## PROBLEM STATEMENT
Copy everything in the data below exactly except the pictures.

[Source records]
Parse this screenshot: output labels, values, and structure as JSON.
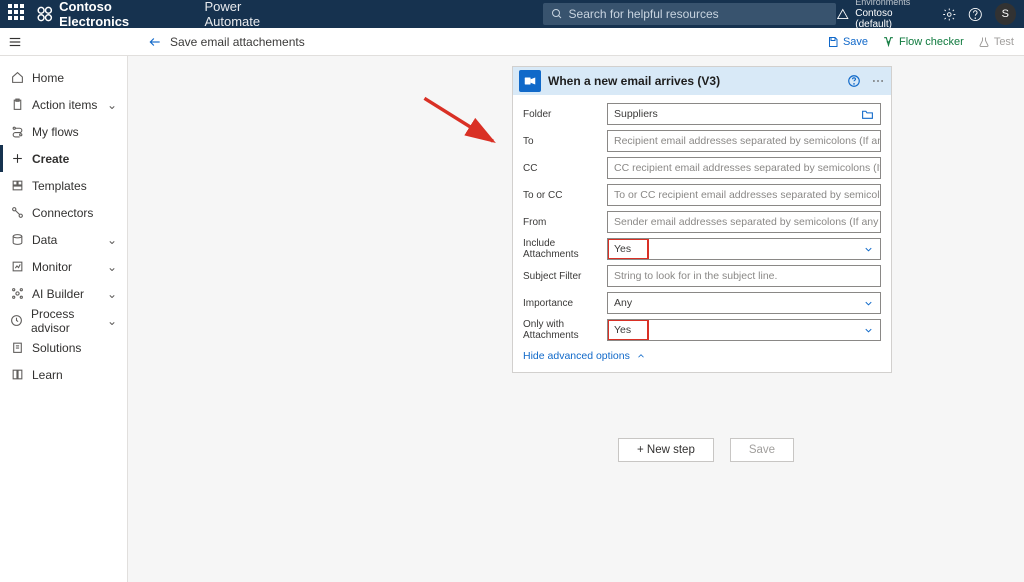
{
  "topbar": {
    "brand": "Contoso Electronics",
    "app": "Power Automate",
    "search_placeholder": "Search for helpful resources",
    "env_label": "Environments",
    "env_name": "Contoso (default)",
    "avatar_initial": "S"
  },
  "subbar": {
    "flow_name": "Save email attachements",
    "save": "Save",
    "flow_checker": "Flow checker",
    "test": "Test"
  },
  "sidebar": {
    "items": [
      {
        "label": "Home"
      },
      {
        "label": "Action items"
      },
      {
        "label": "My flows"
      },
      {
        "label": "Create"
      },
      {
        "label": "Templates"
      },
      {
        "label": "Connectors"
      },
      {
        "label": "Data"
      },
      {
        "label": "Monitor"
      },
      {
        "label": "AI Builder"
      },
      {
        "label": "Process advisor"
      },
      {
        "label": "Solutions"
      },
      {
        "label": "Learn"
      }
    ]
  },
  "card": {
    "title": "When a new email arrives (V3)",
    "fields": {
      "folder_label": "Folder",
      "folder_value": "Suppliers",
      "to_label": "To",
      "to_placeholder": "Recipient email addresses separated by semicolons (If any match, the",
      "cc_label": "CC",
      "cc_placeholder": "CC recipient email addresses separated by semicolons (If any match,",
      "tocc_label": "To or CC",
      "tocc_placeholder": "To or CC recipient email addresses separated by semicolons (If any m",
      "from_label": "From",
      "from_placeholder": "Sender email addresses separated by semicolons (If any match, the tr",
      "incl_label": "Include Attachments",
      "incl_value": "Yes",
      "subj_label": "Subject Filter",
      "subj_placeholder": "String to look for in the subject line.",
      "imp_label": "Importance",
      "imp_value": "Any",
      "only_label": "Only with Attachments",
      "only_value": "Yes"
    },
    "adv_link": "Hide advanced options"
  },
  "buttons": {
    "new_step": "+ New step",
    "save": "Save"
  }
}
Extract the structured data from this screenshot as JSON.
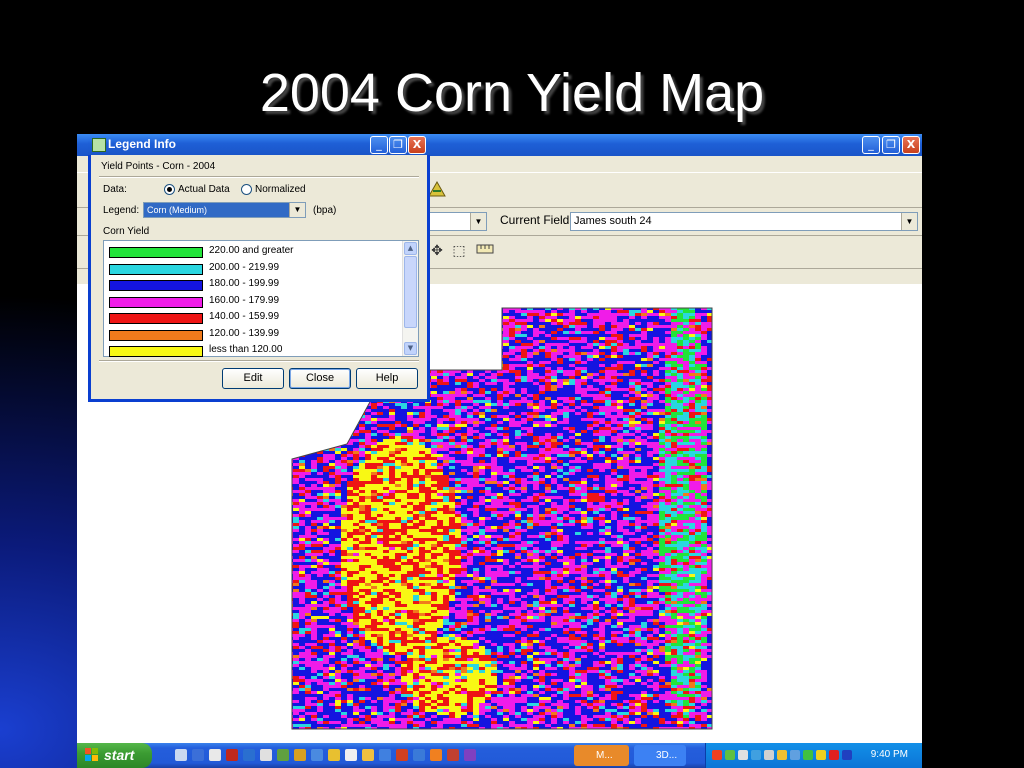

## COMPLETE OUTPUT
Parse this screenshot: output labels, values, and structure as JSON.
{
  "topbar": {
    "brand": "Contoso Electronics",
    "app": "Power Automate",
    "search_placeholder": "Search for helpful resources",
    "env_label": "Environments",
    "env_name": "Contoso (default)",
    "avatar_initial": "S"
  },
  "subbar": {
    "flow_name": "Save email attachements",
    "save": "Save",
    "flow_checker": "Flow checker",
    "test": "Test"
  },
  "sidebar": {
    "items": [
      {
        "label": "Home"
      },
      {
        "label": "Action items"
      },
      {
        "label": "My flows"
      },
      {
        "label": "Create"
      },
      {
        "label": "Templates"
      },
      {
        "label": "Connectors"
      },
      {
        "label": "Data"
      },
      {
        "label": "Monitor"
      },
      {
        "label": "AI Builder"
      },
      {
        "label": "Process advisor"
      },
      {
        "label": "Solutions"
      },
      {
        "label": "Learn"
      }
    ]
  },
  "card": {
    "title": "When a new email arrives (V3)",
    "fields": {
      "folder_label": "Folder",
      "folder_value": "Suppliers",
      "to_label": "To",
      "to_placeholder": "Recipient email addresses separated by semicolons (If any match, the",
      "cc_label": "CC",
      "cc_placeholder": "CC recipient email addresses separated by semicolons (If any match,",
      "tocc_label": "To or CC",
      "tocc_placeholder": "To or CC recipient email addresses separated by semicolons (If any m",
      "from_label": "From",
      "from_placeholder": "Sender email addresses separated by semicolons (If any match, the tr",
      "incl_label": "Include Attachments",
      "incl_value": "Yes",
      "subj_label": "Subject Filter",
      "subj_placeholder": "String to look for in the subject line.",
      "imp_label": "Importance",
      "imp_value": "Any",
      "only_label": "Only with Attachments",
      "only_value": "Yes"
    },
    "adv_link": "Hide advanced options"
  },
  "buttons": {
    "new_step": "+ New step",
    "save": "Save"
  }
}
Extract the structured data from this screenshot as JSON.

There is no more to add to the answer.